TASK – Print every entry exactly as written.

GIVEN DATA –
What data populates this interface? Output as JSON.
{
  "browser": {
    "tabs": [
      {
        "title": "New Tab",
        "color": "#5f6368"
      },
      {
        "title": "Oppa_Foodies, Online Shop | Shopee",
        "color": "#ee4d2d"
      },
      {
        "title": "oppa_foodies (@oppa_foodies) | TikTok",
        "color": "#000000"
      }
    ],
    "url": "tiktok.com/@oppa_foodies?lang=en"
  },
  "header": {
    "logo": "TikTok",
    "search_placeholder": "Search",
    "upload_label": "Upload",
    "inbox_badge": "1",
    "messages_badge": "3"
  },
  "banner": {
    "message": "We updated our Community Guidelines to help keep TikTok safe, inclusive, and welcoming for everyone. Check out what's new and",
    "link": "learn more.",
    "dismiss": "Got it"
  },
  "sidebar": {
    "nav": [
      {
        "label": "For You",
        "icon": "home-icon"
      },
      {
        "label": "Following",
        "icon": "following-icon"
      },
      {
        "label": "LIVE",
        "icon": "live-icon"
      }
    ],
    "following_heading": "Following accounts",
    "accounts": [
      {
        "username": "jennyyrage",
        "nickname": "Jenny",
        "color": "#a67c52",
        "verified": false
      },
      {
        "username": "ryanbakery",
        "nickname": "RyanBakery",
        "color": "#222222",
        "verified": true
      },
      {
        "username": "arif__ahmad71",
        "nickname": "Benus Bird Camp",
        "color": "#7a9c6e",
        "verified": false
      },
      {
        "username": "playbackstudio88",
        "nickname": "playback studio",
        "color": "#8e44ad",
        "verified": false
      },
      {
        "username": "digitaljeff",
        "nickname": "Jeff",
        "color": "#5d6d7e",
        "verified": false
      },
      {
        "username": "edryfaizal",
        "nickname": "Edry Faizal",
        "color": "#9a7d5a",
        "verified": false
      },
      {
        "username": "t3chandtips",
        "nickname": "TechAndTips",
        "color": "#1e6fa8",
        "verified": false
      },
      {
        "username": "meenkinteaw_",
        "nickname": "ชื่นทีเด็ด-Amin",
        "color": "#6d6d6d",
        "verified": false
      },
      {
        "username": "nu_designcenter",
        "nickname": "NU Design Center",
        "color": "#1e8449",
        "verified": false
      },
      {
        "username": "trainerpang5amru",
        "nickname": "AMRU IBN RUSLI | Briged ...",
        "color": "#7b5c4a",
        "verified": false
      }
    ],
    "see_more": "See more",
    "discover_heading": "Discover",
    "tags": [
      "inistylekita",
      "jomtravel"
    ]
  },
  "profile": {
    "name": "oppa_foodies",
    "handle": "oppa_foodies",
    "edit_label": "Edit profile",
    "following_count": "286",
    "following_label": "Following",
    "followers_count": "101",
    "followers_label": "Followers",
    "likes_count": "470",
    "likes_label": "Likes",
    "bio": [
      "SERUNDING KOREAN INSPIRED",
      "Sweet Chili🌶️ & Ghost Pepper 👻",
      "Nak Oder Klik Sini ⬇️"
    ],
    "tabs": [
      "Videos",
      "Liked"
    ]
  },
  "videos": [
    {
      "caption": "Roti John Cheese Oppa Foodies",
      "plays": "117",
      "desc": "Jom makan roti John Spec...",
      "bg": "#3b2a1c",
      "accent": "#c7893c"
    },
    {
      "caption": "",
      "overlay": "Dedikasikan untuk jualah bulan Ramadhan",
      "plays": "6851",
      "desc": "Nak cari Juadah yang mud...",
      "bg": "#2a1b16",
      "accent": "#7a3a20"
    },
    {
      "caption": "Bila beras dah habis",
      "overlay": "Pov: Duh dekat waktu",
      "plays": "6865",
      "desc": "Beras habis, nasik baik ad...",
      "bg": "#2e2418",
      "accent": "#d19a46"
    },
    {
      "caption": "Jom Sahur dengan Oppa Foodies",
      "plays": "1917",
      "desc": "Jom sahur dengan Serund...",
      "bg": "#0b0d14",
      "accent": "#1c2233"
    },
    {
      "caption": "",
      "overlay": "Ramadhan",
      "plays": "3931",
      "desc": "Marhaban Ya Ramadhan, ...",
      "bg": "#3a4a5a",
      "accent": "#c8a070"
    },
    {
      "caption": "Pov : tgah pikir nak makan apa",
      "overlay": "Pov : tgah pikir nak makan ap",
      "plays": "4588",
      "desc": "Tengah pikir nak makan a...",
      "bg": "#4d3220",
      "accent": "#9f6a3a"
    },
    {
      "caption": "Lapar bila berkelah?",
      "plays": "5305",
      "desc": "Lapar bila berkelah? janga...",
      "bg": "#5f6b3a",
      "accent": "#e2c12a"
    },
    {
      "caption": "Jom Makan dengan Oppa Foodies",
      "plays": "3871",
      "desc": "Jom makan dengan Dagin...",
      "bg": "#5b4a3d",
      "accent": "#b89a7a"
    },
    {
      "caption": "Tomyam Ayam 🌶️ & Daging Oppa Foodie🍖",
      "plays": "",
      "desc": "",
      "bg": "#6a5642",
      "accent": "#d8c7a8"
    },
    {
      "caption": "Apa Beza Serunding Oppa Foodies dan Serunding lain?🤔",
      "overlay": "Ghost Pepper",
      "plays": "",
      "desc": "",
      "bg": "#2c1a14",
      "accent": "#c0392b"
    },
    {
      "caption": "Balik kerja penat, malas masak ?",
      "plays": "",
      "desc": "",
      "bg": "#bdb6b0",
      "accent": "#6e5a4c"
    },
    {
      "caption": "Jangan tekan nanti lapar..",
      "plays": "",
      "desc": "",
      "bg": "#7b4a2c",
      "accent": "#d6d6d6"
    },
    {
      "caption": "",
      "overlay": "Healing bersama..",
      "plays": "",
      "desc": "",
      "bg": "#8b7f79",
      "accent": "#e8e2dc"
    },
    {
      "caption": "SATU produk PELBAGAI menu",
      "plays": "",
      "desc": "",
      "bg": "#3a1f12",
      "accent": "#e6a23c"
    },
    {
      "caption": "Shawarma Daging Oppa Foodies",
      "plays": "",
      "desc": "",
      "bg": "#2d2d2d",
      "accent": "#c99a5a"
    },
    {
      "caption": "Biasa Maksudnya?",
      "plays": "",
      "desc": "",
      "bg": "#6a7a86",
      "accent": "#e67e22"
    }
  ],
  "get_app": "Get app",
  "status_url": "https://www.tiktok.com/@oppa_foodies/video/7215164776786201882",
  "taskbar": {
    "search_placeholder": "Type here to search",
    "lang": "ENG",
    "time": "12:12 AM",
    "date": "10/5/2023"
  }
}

THE RESPONSE –
What data populates this interface? Output as JSON.
{
  "browser": {
    "tabs": [
      {
        "title": "New Tab",
        "color": "#5f6368"
      },
      {
        "title": "Oppa_Foodies, Online Shop | Shopee",
        "color": "#ee4d2d"
      },
      {
        "title": "oppa_foodies (@oppa_foodies) | TikTok",
        "color": "#000000"
      }
    ],
    "url": "tiktok.com/@oppa_foodies?lang=en"
  },
  "header": {
    "logo": "TikTok",
    "search_placeholder": "Search",
    "upload_label": "Upload",
    "inbox_badge": "1",
    "messages_badge": "3"
  },
  "banner": {
    "message": "We updated our Community Guidelines to help keep TikTok safe, inclusive, and welcoming for everyone. Check out what's new and",
    "link": "learn more.",
    "dismiss": "Got it"
  },
  "sidebar": {
    "nav": [
      {
        "label": "For You",
        "icon": "home-icon"
      },
      {
        "label": "Following",
        "icon": "following-icon"
      },
      {
        "label": "LIVE",
        "icon": "live-icon"
      }
    ],
    "following_heading": "Following accounts",
    "accounts": [
      {
        "username": "jennyyrage",
        "nickname": "Jenny",
        "color": "#a67c52",
        "verified": false
      },
      {
        "username": "ryanbakery",
        "nickname": "RyanBakery",
        "color": "#222222",
        "verified": true
      },
      {
        "username": "arif__ahmad71",
        "nickname": "Benus Bird Camp",
        "color": "#7a9c6e",
        "verified": false
      },
      {
        "username": "playbackstudio88",
        "nickname": "playback studio",
        "color": "#8e44ad",
        "verified": false
      },
      {
        "username": "digitaljeff",
        "nickname": "Jeff",
        "color": "#5d6d7e",
        "verified": false
      },
      {
        "username": "edryfaizal",
        "nickname": "Edry Faizal",
        "color": "#9a7d5a",
        "verified": false
      },
      {
        "username": "t3chandtips",
        "nickname": "TechAndTips",
        "color": "#1e6fa8",
        "verified": false
      },
      {
        "username": "meenkinteaw_",
        "nickname": "ชื่นทีเด็ด-Amin",
        "color": "#6d6d6d",
        "verified": false
      },
      {
        "username": "nu_designcenter",
        "nickname": "NU Design Center",
        "color": "#1e8449",
        "verified": false
      },
      {
        "username": "trainerpang5amru",
        "nickname": "AMRU IBN RUSLI | Briged ...",
        "color": "#7b5c4a",
        "verified": false
      }
    ],
    "see_more": "See more",
    "discover_heading": "Discover",
    "tags": [
      "inistylekita",
      "jomtravel"
    ]
  },
  "profile": {
    "name": "oppa_foodies",
    "handle": "oppa_foodies",
    "edit_label": "Edit profile",
    "following_count": "286",
    "following_label": "Following",
    "followers_count": "101",
    "followers_label": "Followers",
    "likes_count": "470",
    "likes_label": "Likes",
    "bio": [
      "SERUNDING KOREAN INSPIRED",
      "Sweet Chili🌶️ & Ghost Pepper 👻",
      "Nak Oder Klik Sini ⬇️"
    ],
    "tabs": [
      "Videos",
      "Liked"
    ]
  },
  "videos": [
    {
      "caption": "Roti John Cheese Oppa Foodies",
      "plays": "117",
      "desc": "Jom makan roti John Spec...",
      "bg": "#3b2a1c",
      "accent": "#c7893c"
    },
    {
      "caption": "",
      "overlay": "Dedikasikan untuk jualah bulan Ramadhan",
      "plays": "6851",
      "desc": "Nak cari Juadah yang mud...",
      "bg": "#2a1b16",
      "accent": "#7a3a20"
    },
    {
      "caption": "Bila beras dah habis",
      "overlay": "Pov: Duh dekat waktu",
      "plays": "6865",
      "desc": "Beras habis, nasik baik ad...",
      "bg": "#2e2418",
      "accent": "#d19a46"
    },
    {
      "caption": "Jom Sahur dengan Oppa Foodies",
      "plays": "1917",
      "desc": "Jom sahur dengan Serund...",
      "bg": "#0b0d14",
      "accent": "#1c2233"
    },
    {
      "caption": "",
      "overlay": "Ramadhan",
      "plays": "3931",
      "desc": "Marhaban Ya Ramadhan, ...",
      "bg": "#3a4a5a",
      "accent": "#c8a070"
    },
    {
      "caption": "Pov : tgah pikir nak makan apa",
      "overlay": "Pov : tgah pikir nak makan ap",
      "plays": "4588",
      "desc": "Tengah pikir nak makan a...",
      "bg": "#4d3220",
      "accent": "#9f6a3a"
    },
    {
      "caption": "Lapar bila berkelah?",
      "plays": "5305",
      "desc": "Lapar bila berkelah? janga...",
      "bg": "#5f6b3a",
      "accent": "#e2c12a"
    },
    {
      "caption": "Jom Makan dengan Oppa Foodies",
      "plays": "3871",
      "desc": "Jom makan dengan Dagin...",
      "bg": "#5b4a3d",
      "accent": "#b89a7a"
    },
    {
      "caption": "Tomyam Ayam 🌶️ & Daging Oppa Foodie🍖",
      "plays": "",
      "desc": "",
      "bg": "#6a5642",
      "accent": "#d8c7a8"
    },
    {
      "caption": "Apa Beza Serunding Oppa Foodies dan Serunding lain?🤔",
      "overlay": "Ghost Pepper",
      "plays": "",
      "desc": "",
      "bg": "#2c1a14",
      "accent": "#c0392b"
    },
    {
      "caption": "Balik kerja penat, malas masak ?",
      "plays": "",
      "desc": "",
      "bg": "#bdb6b0",
      "accent": "#6e5a4c"
    },
    {
      "caption": "Jangan tekan nanti lapar..",
      "plays": "",
      "desc": "",
      "bg": "#7b4a2c",
      "accent": "#d6d6d6"
    },
    {
      "caption": "",
      "overlay": "Healing bersama..",
      "plays": "",
      "desc": "",
      "bg": "#8b7f79",
      "accent": "#e8e2dc"
    },
    {
      "caption": "SATU produk PELBAGAI menu",
      "plays": "",
      "desc": "",
      "bg": "#3a1f12",
      "accent": "#e6a23c"
    },
    {
      "caption": "Shawarma Daging Oppa Foodies",
      "plays": "",
      "desc": "",
      "bg": "#2d2d2d",
      "accent": "#c99a5a"
    },
    {
      "caption": "Biasa Maksudnya?",
      "plays": "",
      "desc": "",
      "bg": "#6a7a86",
      "accent": "#e67e22"
    }
  ],
  "get_app": "Get app",
  "status_url": "https://www.tiktok.com/@oppa_foodies/video/7215164776786201882",
  "taskbar": {
    "search_placeholder": "Type here to search",
    "lang": "ENG",
    "time": "12:12 AM",
    "date": "10/5/2023"
  }
}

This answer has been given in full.